-- begin DATA PROVIDED --
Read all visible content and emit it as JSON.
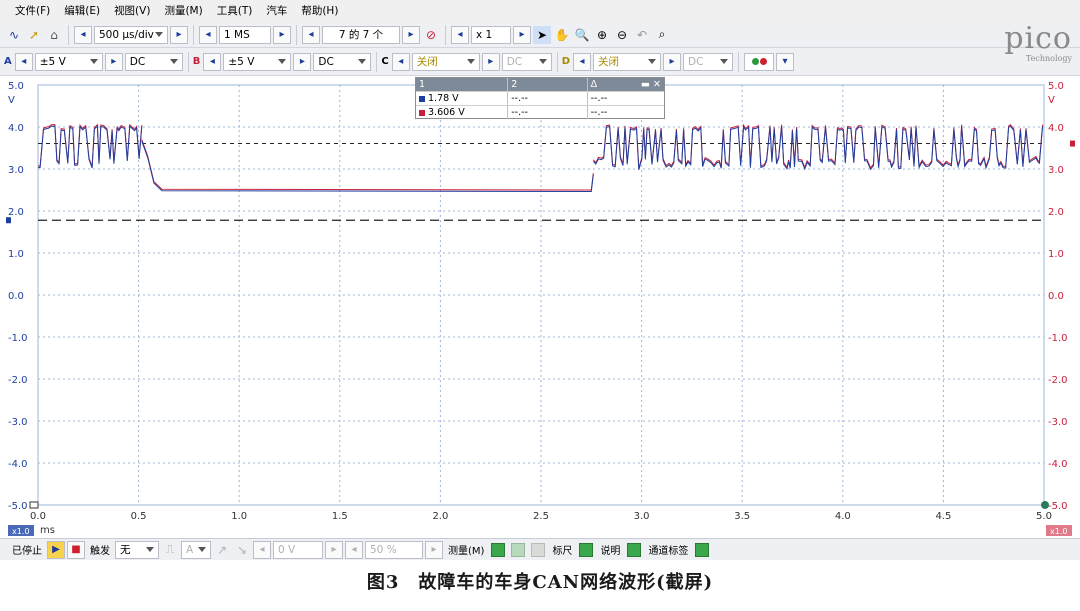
{
  "menu": [
    "文件(F)",
    "编辑(E)",
    "视图(V)",
    "测量(M)",
    "工具(T)",
    "汽车",
    "帮助(H)"
  ],
  "toolbar1": {
    "timebase": "500 µs/div",
    "samples": "1 MS",
    "buffer": "7 的 7 个",
    "zoom": "x 1"
  },
  "toolbar2": {
    "chA": {
      "label": "A",
      "range": "±5 V",
      "coupling": "DC",
      "color": "#1f3f9e"
    },
    "chB": {
      "label": "B",
      "range": "±5 V",
      "coupling": "DC",
      "color": "#c8203c"
    },
    "chC": {
      "label": "C",
      "state": "关闭",
      "coupling": "DC"
    },
    "chD": {
      "label": "D",
      "state": "关闭",
      "coupling": "DC"
    }
  },
  "logo": {
    "name": "pico",
    "sub": "Technology"
  },
  "measurements": {
    "headers": [
      "1",
      "2",
      "Δ"
    ],
    "rows": [
      {
        "c1": "1.78 V",
        "c2": "--.--",
        "c3": "--.--",
        "color": "#1f3f9e"
      },
      {
        "c1": "3.606 V",
        "c2": "--.--",
        "c3": "--.--",
        "color": "#c8203c"
      }
    ]
  },
  "axes": {
    "y_ticks": [
      "5.0",
      "4.0",
      "3.0",
      "2.0",
      "1.0",
      "0.0",
      "-1.0",
      "-2.0",
      "-3.0",
      "-4.0",
      "-5.0"
    ],
    "y_unit": "V",
    "x_ticks": [
      "0.0",
      "0.5",
      "1.0",
      "1.5",
      "2.0",
      "2.5",
      "3.0",
      "3.5",
      "4.0",
      "4.5",
      "5.0"
    ],
    "x_unit": "ms",
    "x_zoom": "x1.0",
    "y_zoom": "x1.0"
  },
  "rulers": {
    "level1": 1.78,
    "level2": 3.606
  },
  "signal": {
    "burst1": [
      0.0,
      0.52
    ],
    "idle_level": 2.5,
    "burst2": [
      2.76,
      5.0
    ],
    "high": 4.0,
    "low": 3.0,
    "colors": {
      "A": "#1f3f9e",
      "B": "#c8203c"
    }
  },
  "status": {
    "state": "已停止",
    "trigger_label": "触发",
    "trigger_mode": "无",
    "trigger_ch": "A",
    "trigger_level": "0 V",
    "pretrigger": "50 %",
    "measure": "测量(M)",
    "ruler": "标尺",
    "notes": "说明",
    "channel_labels": "通道标签"
  },
  "caption": "图3　故障车的车身CAN网络波形(截屏)"
}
-- end DATA PROVIDED --
Leave the images out, please, and restate each line word for word.

- [TASK RESPONSE]
Read all visible content and emit it as JSON.
{
  "menu": [
    "文件(F)",
    "编辑(E)",
    "视图(V)",
    "测量(M)",
    "工具(T)",
    "汽车",
    "帮助(H)"
  ],
  "toolbar1": {
    "timebase": "500 µs/div",
    "samples": "1 MS",
    "buffer": "7 的 7 个",
    "zoom": "x 1"
  },
  "toolbar2": {
    "chA": {
      "label": "A",
      "range": "±5 V",
      "coupling": "DC",
      "color": "#1f3f9e"
    },
    "chB": {
      "label": "B",
      "range": "±5 V",
      "coupling": "DC",
      "color": "#c8203c"
    },
    "chC": {
      "label": "C",
      "state": "关闭",
      "coupling": "DC"
    },
    "chD": {
      "label": "D",
      "state": "关闭",
      "coupling": "DC"
    }
  },
  "logo": {
    "name": "pico",
    "sub": "Technology"
  },
  "measurements": {
    "headers": [
      "1",
      "2",
      "Δ"
    ],
    "rows": [
      {
        "c1": "1.78 V",
        "c2": "--.--",
        "c3": "--.--",
        "color": "#1f3f9e"
      },
      {
        "c1": "3.606 V",
        "c2": "--.--",
        "c3": "--.--",
        "color": "#c8203c"
      }
    ]
  },
  "axes": {
    "y_ticks": [
      "5.0",
      "4.0",
      "3.0",
      "2.0",
      "1.0",
      "0.0",
      "-1.0",
      "-2.0",
      "-3.0",
      "-4.0",
      "-5.0"
    ],
    "y_unit": "V",
    "x_ticks": [
      "0.0",
      "0.5",
      "1.0",
      "1.5",
      "2.0",
      "2.5",
      "3.0",
      "3.5",
      "4.0",
      "4.5",
      "5.0"
    ],
    "x_unit": "ms",
    "x_zoom": "x1.0",
    "y_zoom": "x1.0"
  },
  "rulers": {
    "level1": 1.78,
    "level2": 3.606
  },
  "signal": {
    "burst1": [
      0.0,
      0.52
    ],
    "idle_level": 2.5,
    "burst2": [
      2.76,
      5.0
    ],
    "high": 4.0,
    "low": 3.0,
    "colors": {
      "A": "#1f3f9e",
      "B": "#c8203c"
    }
  },
  "status": {
    "state": "已停止",
    "trigger_label": "触发",
    "trigger_mode": "无",
    "trigger_ch": "A",
    "trigger_level": "0 V",
    "pretrigger": "50 %",
    "measure": "测量(M)",
    "ruler": "标尺",
    "notes": "说明",
    "channel_labels": "通道标签"
  },
  "caption": "图3　故障车的车身CAN网络波形(截屏)"
}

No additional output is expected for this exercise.